Start of Material provided

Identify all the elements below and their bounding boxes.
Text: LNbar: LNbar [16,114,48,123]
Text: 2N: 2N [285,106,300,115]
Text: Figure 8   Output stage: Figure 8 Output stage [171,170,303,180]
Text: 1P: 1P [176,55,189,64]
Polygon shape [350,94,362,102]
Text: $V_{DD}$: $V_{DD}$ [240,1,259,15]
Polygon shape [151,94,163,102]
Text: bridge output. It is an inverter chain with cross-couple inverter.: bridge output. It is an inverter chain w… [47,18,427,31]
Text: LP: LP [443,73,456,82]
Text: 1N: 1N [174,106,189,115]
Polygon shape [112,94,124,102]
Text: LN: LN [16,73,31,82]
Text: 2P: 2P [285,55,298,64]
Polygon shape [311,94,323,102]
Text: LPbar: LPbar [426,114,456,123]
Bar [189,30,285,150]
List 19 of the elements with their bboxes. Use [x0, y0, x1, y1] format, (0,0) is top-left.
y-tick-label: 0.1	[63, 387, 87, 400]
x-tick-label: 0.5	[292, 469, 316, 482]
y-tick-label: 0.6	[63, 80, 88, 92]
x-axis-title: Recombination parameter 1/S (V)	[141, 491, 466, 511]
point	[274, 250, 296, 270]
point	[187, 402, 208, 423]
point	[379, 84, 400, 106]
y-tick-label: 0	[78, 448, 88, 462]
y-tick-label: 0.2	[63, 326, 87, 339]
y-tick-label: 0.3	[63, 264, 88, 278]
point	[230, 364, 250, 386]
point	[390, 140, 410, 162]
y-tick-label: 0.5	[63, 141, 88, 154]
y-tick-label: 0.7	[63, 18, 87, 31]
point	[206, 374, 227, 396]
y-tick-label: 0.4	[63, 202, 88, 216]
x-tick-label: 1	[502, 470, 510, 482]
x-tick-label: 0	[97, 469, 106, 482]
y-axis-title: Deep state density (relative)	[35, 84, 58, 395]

End of Material provided

> Short problem:
Copy the listing above line for line, keeping every character unchanged.

> Answer in full:
Identify all the elements below and their bounding boxes.
Text: LNbar: LNbar [16,114,48,123]
Text: 2N: 2N [285,106,300,115]
Text: Figure 8   Output stage: Figure 8 Output stage [171,170,303,180]
Text: 1P: 1P [176,55,189,64]
Polygon shape [350,94,362,102]
Text: $V_{DD}$: $V_{DD}$ [240,1,259,15]
Polygon shape [151,94,163,102]
Text: bridge output. It is an inverter chain with cross-couple inverter.: bridge output. It is an inverter chain w… [47,18,427,31]
Text: LP: LP [443,73,456,82]
Text: 1N: 1N [174,106,189,115]
Polygon shape [112,94,124,102]
Text: LN: LN [16,73,31,82]
Text: 2P: 2P [285,55,298,64]
Polygon shape [311,94,323,102]
Text: LPbar: LPbar [426,114,456,123]
Bar [189,30,285,150]
List 19 of the elements with their bboxes. Use [x0, y0, x1, y1] format, (0,0) is top-left.
y-tick-label: 0.1	[63, 387, 87, 400]
x-tick-label: 0.5	[292, 469, 316, 482]
y-tick-label: 0.6	[63, 80, 88, 92]
x-axis-title: Recombination parameter 1/S (V)	[141, 491, 466, 511]
point	[274, 250, 296, 270]
point	[187, 402, 208, 423]
point	[379, 84, 400, 106]
y-tick-label: 0	[78, 448, 88, 462]
y-tick-label: 0.2	[63, 326, 87, 339]
y-tick-label: 0.3	[63, 264, 88, 278]
point	[230, 364, 250, 386]
point	[390, 140, 410, 162]
y-tick-label: 0.5	[63, 141, 88, 154]
y-tick-label: 0.7	[63, 18, 87, 31]
point	[206, 374, 227, 396]
y-tick-label: 0.4	[63, 202, 88, 216]
x-tick-label: 1	[502, 470, 510, 482]
x-tick-label: 0	[97, 469, 106, 482]
y-axis-title: Deep state density (relative)	[35, 84, 58, 395]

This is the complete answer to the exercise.